▸ GIVEN PROBLEM
Please reproduce every item below word for word, leaving out the pictures.

* * *

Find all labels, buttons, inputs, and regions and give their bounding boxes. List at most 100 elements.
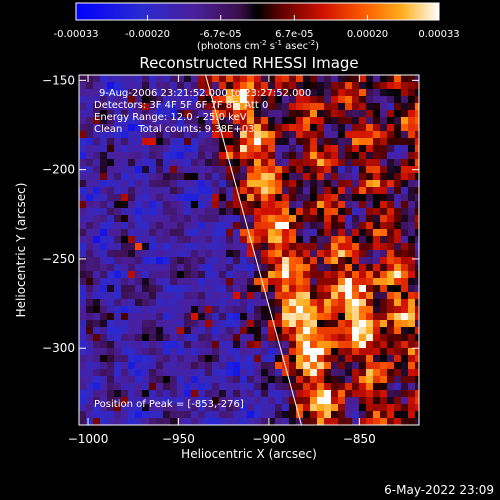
heatmap-cell — [93, 208, 100, 215]
heatmap-cell — [219, 299, 226, 306]
heatmap-cell — [345, 75, 352, 82]
heatmap-cell — [149, 208, 156, 215]
heatmap-cell — [163, 229, 170, 236]
heatmap-cell — [86, 362, 93, 369]
heatmap-cell — [170, 313, 177, 320]
heatmap-cell — [107, 383, 114, 390]
heatmap-cell — [331, 110, 338, 117]
heatmap-cell — [289, 292, 296, 299]
heatmap-cell — [380, 299, 387, 306]
heatmap-cell — [296, 404, 303, 411]
heatmap-cell — [219, 341, 226, 348]
heatmap-cell — [226, 208, 233, 215]
heatmap-cell — [387, 159, 394, 166]
heatmap-cell — [415, 152, 419, 159]
heatmap-cell — [289, 397, 296, 404]
heatmap-cell — [240, 229, 247, 236]
heatmap-cell — [366, 131, 373, 138]
heatmap-cell — [184, 369, 191, 376]
heatmap-cell — [247, 138, 254, 145]
heatmap-cell — [149, 187, 156, 194]
heatmap-cell — [240, 89, 247, 96]
heatmap-cell — [107, 411, 114, 418]
heatmap-cell — [303, 369, 310, 376]
heatmap-cell — [79, 264, 86, 271]
heatmap-cell — [324, 257, 331, 264]
heatmap-cell — [247, 166, 254, 173]
heatmap-cell — [163, 124, 170, 131]
heatmap-cell — [268, 292, 275, 299]
heatmap-cell — [317, 271, 324, 278]
heatmap-cell — [184, 348, 191, 355]
heatmap-cell — [366, 278, 373, 285]
heatmap-cell — [345, 215, 352, 222]
heatmap-cell — [128, 383, 135, 390]
heatmap-cell — [387, 292, 394, 299]
heatmap-cell — [184, 306, 191, 313]
heatmap-cell — [275, 201, 282, 208]
heatmap-cell — [128, 327, 135, 334]
heatmap-cell — [226, 250, 233, 257]
heatmap-cell — [338, 152, 345, 159]
heatmap-cell — [184, 173, 191, 180]
heatmap-cell — [198, 222, 205, 229]
heatmap-cell — [408, 369, 415, 376]
heatmap-cell — [184, 215, 191, 222]
heatmap-cell — [93, 222, 100, 229]
heatmap-cell — [107, 264, 114, 271]
heatmap-cell — [317, 152, 324, 159]
heatmap-cell — [142, 117, 149, 124]
heatmap-cell — [121, 341, 128, 348]
heatmap-cell — [198, 82, 205, 89]
heatmap-cell — [226, 411, 233, 418]
heatmap-cell — [317, 264, 324, 271]
heatmap-cell — [331, 341, 338, 348]
heatmap-cell — [401, 131, 408, 138]
heatmap-cell — [394, 187, 401, 194]
heatmap-cell — [373, 292, 380, 299]
heatmap-cell — [324, 180, 331, 187]
heatmap-cell — [345, 327, 352, 334]
heatmap-cell — [373, 327, 380, 334]
heatmap-cell — [366, 327, 373, 334]
heatmap-cell — [226, 306, 233, 313]
heatmap-cell — [226, 334, 233, 341]
heatmap-cell — [212, 180, 219, 187]
heatmap-cell — [338, 194, 345, 201]
heatmap-cell — [184, 222, 191, 229]
heatmap-cell — [387, 110, 394, 117]
heatmap-cell — [373, 96, 380, 103]
heatmap-cell — [275, 229, 282, 236]
heatmap-cell — [86, 215, 93, 222]
heatmap-cell — [415, 306, 419, 313]
heatmap-cell — [191, 110, 198, 117]
heatmap-cell — [184, 89, 191, 96]
heatmap-cell — [359, 285, 366, 292]
heatmap-cell — [198, 215, 205, 222]
heatmap-cell — [86, 264, 93, 271]
heatmap-cell — [345, 348, 352, 355]
heatmap-cell — [289, 362, 296, 369]
heatmap-cell — [415, 96, 419, 103]
heatmap-cell — [86, 306, 93, 313]
heatmap-cell — [219, 362, 226, 369]
heatmap-cell — [135, 124, 142, 131]
heatmap-cell — [394, 418, 401, 425]
heatmap-cell — [79, 362, 86, 369]
colorbar-tick-label: -0.00020 — [125, 29, 170, 40]
heatmap-cell — [135, 341, 142, 348]
heatmap-cell — [240, 236, 247, 243]
heatmap-cell — [114, 159, 121, 166]
heatmap-cell — [170, 166, 177, 173]
heatmap-cell — [121, 278, 128, 285]
heatmap-cell — [331, 271, 338, 278]
heatmap-cell — [219, 257, 226, 264]
heatmap-cell — [226, 215, 233, 222]
heatmap-cell — [303, 96, 310, 103]
heatmap-cell — [212, 271, 219, 278]
heatmap-cell — [121, 131, 128, 138]
heatmap-cell — [324, 285, 331, 292]
heatmap-cell — [149, 299, 156, 306]
heatmap-cell — [338, 250, 345, 257]
heatmap-cell — [93, 299, 100, 306]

* * *

▸ FINISHED TASK
Find all labels, buttons, inputs, and regions and give their bounding boxes. List at most 100 elements.
heatmap-cell — [93, 208, 100, 215]
heatmap-cell — [219, 299, 226, 306]
heatmap-cell — [345, 75, 352, 82]
heatmap-cell — [149, 208, 156, 215]
heatmap-cell — [163, 229, 170, 236]
heatmap-cell — [86, 362, 93, 369]
heatmap-cell — [170, 313, 177, 320]
heatmap-cell — [107, 383, 114, 390]
heatmap-cell — [331, 110, 338, 117]
heatmap-cell — [289, 292, 296, 299]
heatmap-cell — [380, 299, 387, 306]
heatmap-cell — [296, 404, 303, 411]
heatmap-cell — [219, 341, 226, 348]
heatmap-cell — [226, 208, 233, 215]
heatmap-cell — [387, 159, 394, 166]
heatmap-cell — [415, 152, 419, 159]
heatmap-cell — [289, 397, 296, 404]
heatmap-cell — [240, 229, 247, 236]
heatmap-cell — [366, 131, 373, 138]
heatmap-cell — [184, 369, 191, 376]
heatmap-cell — [247, 138, 254, 145]
heatmap-cell — [149, 187, 156, 194]
heatmap-cell — [240, 89, 247, 96]
heatmap-cell — [107, 411, 114, 418]
heatmap-cell — [303, 369, 310, 376]
heatmap-cell — [79, 264, 86, 271]
heatmap-cell — [324, 257, 331, 264]
heatmap-cell — [247, 166, 254, 173]
heatmap-cell — [163, 124, 170, 131]
heatmap-cell — [268, 292, 275, 299]
heatmap-cell — [317, 271, 324, 278]
heatmap-cell — [184, 348, 191, 355]
heatmap-cell — [366, 278, 373, 285]
heatmap-cell — [345, 215, 352, 222]
heatmap-cell — [128, 383, 135, 390]
heatmap-cell — [387, 292, 394, 299]
heatmap-cell — [184, 306, 191, 313]
heatmap-cell — [275, 201, 282, 208]
heatmap-cell — [128, 327, 135, 334]
heatmap-cell — [226, 250, 233, 257]
heatmap-cell — [338, 152, 345, 159]
heatmap-cell — [184, 173, 191, 180]
heatmap-cell — [198, 222, 205, 229]
heatmap-cell — [408, 369, 415, 376]
heatmap-cell — [184, 215, 191, 222]
heatmap-cell — [93, 222, 100, 229]
heatmap-cell — [107, 264, 114, 271]
heatmap-cell — [317, 152, 324, 159]
heatmap-cell — [142, 117, 149, 124]
heatmap-cell — [121, 341, 128, 348]
heatmap-cell — [198, 82, 205, 89]
heatmap-cell — [226, 411, 233, 418]
heatmap-cell — [317, 264, 324, 271]
heatmap-cell — [331, 341, 338, 348]
heatmap-cell — [401, 131, 408, 138]
heatmap-cell — [394, 187, 401, 194]
heatmap-cell — [373, 292, 380, 299]
heatmap-cell — [324, 180, 331, 187]
heatmap-cell — [345, 327, 352, 334]
heatmap-cell — [373, 327, 380, 334]
heatmap-cell — [366, 327, 373, 334]
heatmap-cell — [226, 306, 233, 313]
heatmap-cell — [226, 334, 233, 341]
heatmap-cell — [212, 180, 219, 187]
heatmap-cell — [338, 194, 345, 201]
heatmap-cell — [184, 222, 191, 229]
heatmap-cell — [387, 110, 394, 117]
heatmap-cell — [373, 96, 380, 103]
heatmap-cell — [275, 229, 282, 236]
heatmap-cell — [86, 215, 93, 222]
heatmap-cell — [415, 306, 419, 313]
heatmap-cell — [191, 110, 198, 117]
heatmap-cell — [184, 89, 191, 96]
heatmap-cell — [359, 285, 366, 292]
heatmap-cell — [198, 215, 205, 222]
heatmap-cell — [86, 264, 93, 271]
heatmap-cell — [345, 348, 352, 355]
heatmap-cell — [289, 362, 296, 369]
heatmap-cell — [415, 96, 419, 103]
heatmap-cell — [86, 306, 93, 313]
heatmap-cell — [219, 362, 226, 369]
heatmap-cell — [135, 124, 142, 131]
heatmap-cell — [394, 418, 401, 425]
heatmap-cell — [79, 362, 86, 369]
colorbar-tick-label: -0.00020 — [125, 29, 170, 40]
heatmap-cell — [135, 341, 142, 348]
heatmap-cell — [240, 236, 247, 243]
heatmap-cell — [114, 159, 121, 166]
heatmap-cell — [170, 166, 177, 173]
heatmap-cell — [121, 278, 128, 285]
heatmap-cell — [331, 271, 338, 278]
heatmap-cell — [219, 257, 226, 264]
heatmap-cell — [226, 215, 233, 222]
heatmap-cell — [303, 96, 310, 103]
heatmap-cell — [212, 271, 219, 278]
heatmap-cell — [121, 131, 128, 138]
heatmap-cell — [324, 285, 331, 292]
heatmap-cell — [149, 299, 156, 306]
heatmap-cell — [338, 250, 345, 257]
heatmap-cell — [93, 299, 100, 306]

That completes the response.